Goal 1: In the piece on office buzzwords below, what does "punch a puppy" mean?

--------------------------------

As we’re currently in that lull between Christmas and New Year, and probably thinking (and possibly stressing) about getting back into ‘work’ mode, we thought we’d give you a light-hearted insight into some ‘blue sky thinking’ baloney.

Most annoying buzzwords

Employer review site, Glassdoor, has been producing a list of the most annoying office phrases for the last couple of years. While the leaders seem to change, the 12-point list is usually made up of the same overused sentences.

Touch base, no brainer and game changer frequently rank top, followed by middle-weights including ‘we’re on a journey’, ‘if you don’t like it, get off the bus’ and ‘pick it up and run with it’. Some more obscure ones include ‘punch a puppy’, meaning to do something unfavourable for the long-term good, and ‘run it up the flagpole’ which is to figuratively wave around an idea to see what reaction it gets.

Blue sky thinking has, thankfully, seemed to go into hiding, while ‘lipstick on a pig’ has made an appearance the last two years – when you apparently try to improve something bad with minimal and not very effective changes.

Unavoidable ‘new’ phrases

Amongst the top 10 words of 2019 was Femtech. This refers to digital technology related to women’s health and wellbeing, which is a sector set to achieve its first billion-dollar year in 2019. However, the lack of the phrase ‘mentech’ has sparked debate over whether the word takes us a few steps back in terms of sexist divides in business.

Nanoinfluencer also made the list, and while you might not hear it in the typical office environment, you certainly will if you work in PR or talent agencies, as these ‘normal’ people who profit from sharing their private lives, or more specifically, their ‘fave’ products, may soon need management.

Sticking with the digital age theme, there are also some tech-specific phrases you won’t be able to avoid in 2020, even if you don’t work in that space. Any business that does business online will need to be aware of the mobile first concept, where software is designed for mobile users initially, followed by desktop. And if you haven’t already, you should take not of Artificial Intelligence (AI), especially if it’s likely to impact how you work or your job itself.

Now might also be the time to get to grips with the slang being used by Millennials as they enter the workplace in droves – because ‘lit’ is not about shedding light on a dark place, or more recently slang for being drunk. It’s now used to describe something that’s considered cool and exciting.

--------------------------------

Goal 2: Count the lines in the entries below that contain the string "data", and reply with the number alone.

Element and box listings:

--------------------------------

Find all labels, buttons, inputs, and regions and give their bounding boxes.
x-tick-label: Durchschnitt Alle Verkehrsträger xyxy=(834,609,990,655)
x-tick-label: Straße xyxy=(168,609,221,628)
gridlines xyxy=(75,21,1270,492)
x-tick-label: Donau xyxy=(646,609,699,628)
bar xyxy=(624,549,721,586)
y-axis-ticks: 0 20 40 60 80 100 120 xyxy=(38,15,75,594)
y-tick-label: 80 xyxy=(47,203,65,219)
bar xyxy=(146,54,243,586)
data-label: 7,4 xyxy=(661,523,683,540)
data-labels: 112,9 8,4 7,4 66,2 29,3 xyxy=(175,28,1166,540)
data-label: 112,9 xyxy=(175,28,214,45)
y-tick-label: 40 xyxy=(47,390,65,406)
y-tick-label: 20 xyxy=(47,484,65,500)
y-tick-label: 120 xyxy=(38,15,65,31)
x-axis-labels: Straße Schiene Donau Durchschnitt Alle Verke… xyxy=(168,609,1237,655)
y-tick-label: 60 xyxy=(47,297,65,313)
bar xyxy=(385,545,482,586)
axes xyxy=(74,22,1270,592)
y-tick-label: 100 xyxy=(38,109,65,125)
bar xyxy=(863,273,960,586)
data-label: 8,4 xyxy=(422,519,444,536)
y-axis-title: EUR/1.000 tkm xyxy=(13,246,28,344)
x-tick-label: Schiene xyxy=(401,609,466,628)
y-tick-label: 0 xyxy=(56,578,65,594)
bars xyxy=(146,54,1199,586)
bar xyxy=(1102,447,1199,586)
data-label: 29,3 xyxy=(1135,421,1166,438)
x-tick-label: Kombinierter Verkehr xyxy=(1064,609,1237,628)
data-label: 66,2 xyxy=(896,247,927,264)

--------------------------------

Right answer 1: It means doing something unfavorable for the long-term good.

Right answer 2: 6